Saved data entries

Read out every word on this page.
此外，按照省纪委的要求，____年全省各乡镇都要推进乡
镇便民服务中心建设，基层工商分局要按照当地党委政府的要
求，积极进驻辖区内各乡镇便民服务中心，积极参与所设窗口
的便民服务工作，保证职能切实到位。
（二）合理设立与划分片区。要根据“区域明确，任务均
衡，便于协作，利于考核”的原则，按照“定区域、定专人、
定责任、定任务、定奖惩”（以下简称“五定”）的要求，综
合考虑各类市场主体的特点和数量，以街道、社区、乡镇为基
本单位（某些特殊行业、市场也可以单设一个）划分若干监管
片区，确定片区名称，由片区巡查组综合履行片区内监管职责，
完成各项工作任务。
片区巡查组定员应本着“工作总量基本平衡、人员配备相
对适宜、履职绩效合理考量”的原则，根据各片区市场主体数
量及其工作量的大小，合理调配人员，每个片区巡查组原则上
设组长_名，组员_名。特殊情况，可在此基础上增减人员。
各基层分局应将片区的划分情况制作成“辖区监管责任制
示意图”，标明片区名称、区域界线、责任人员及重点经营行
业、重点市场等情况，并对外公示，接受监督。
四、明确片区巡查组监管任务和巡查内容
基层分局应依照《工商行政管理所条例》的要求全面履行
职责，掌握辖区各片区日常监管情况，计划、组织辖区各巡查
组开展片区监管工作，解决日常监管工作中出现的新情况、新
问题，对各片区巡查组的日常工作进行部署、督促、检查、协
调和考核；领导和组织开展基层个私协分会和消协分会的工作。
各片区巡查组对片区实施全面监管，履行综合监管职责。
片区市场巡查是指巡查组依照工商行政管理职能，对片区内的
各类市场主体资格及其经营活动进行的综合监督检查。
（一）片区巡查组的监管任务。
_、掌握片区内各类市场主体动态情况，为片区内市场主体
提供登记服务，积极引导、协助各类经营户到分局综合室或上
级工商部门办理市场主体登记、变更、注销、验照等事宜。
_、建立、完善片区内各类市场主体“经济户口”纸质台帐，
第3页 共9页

> _Stated exercise_
All of the entries need to be reproduced exactly; please write them out.

> _Answer to the problem_
Read out every word on this page.
此外，按照省纪委的要求，____年全省各乡镇都要推进乡
镇便民服务中心建设，基层工商分局要按照当地党委政府的要
求，积极进驻辖区内各乡镇便民服务中心，积极参与所设窗口
的便民服务工作，保证职能切实到位。
（二）合理设立与划分片区。要根据“区域明确，任务均
衡，便于协作，利于考核”的原则，按照“定区域、定专人、
定责任、定任务、定奖惩”（以下简称“五定”）的要求，综
合考虑各类市场主体的特点和数量，以街道、社区、乡镇为基
本单位（某些特殊行业、市场也可以单设一个）划分若干监管
片区，确定片区名称，由片区巡查组综合履行片区内监管职责，
完成各项工作任务。
片区巡查组定员应本着“工作总量基本平衡、人员配备相
对适宜、履职绩效合理考量”的原则，根据各片区市场主体数
量及其工作量的大小，合理调配人员，每个片区巡查组原则上
设组长_名，组员_名。特殊情况，可在此基础上增减人员。
各基层分局应将片区的划分情况制作成“辖区监管责任制
示意图”，标明片区名称、区域界线、责任人员及重点经营行
业、重点市场等情况，并对外公示，接受监督。
四、明确片区巡查组监管任务和巡查内容
基层分局应依照《工商行政管理所条例》的要求全面履行
职责，掌握辖区各片区日常监管情况，计划、组织辖区各巡查
组开展片区监管工作，解决日常监管工作中出现的新情况、新
问题，对各片区巡查组的日常工作进行部署、督促、检查、协
调和考核；领导和组织开展基层个私协分会和消协分会的工作。
各片区巡查组对片区实施全面监管，履行综合监管职责。
片区市场巡查是指巡查组依照工商行政管理职能，对片区内的
各类市场主体资格及其经营活动进行的综合监督检查。
（一）片区巡查组的监管任务。
_、掌握片区内各类市场主体动态情况，为片区内市场主体
提供登记服务，积极引导、协助各类经营户到分局综合室或上
级工商部门办理市场主体登记、变更、注销、验照等事宜。
_、建立、完善片区内各类市场主体“经济户口”纸质台帐，
第3页 共9页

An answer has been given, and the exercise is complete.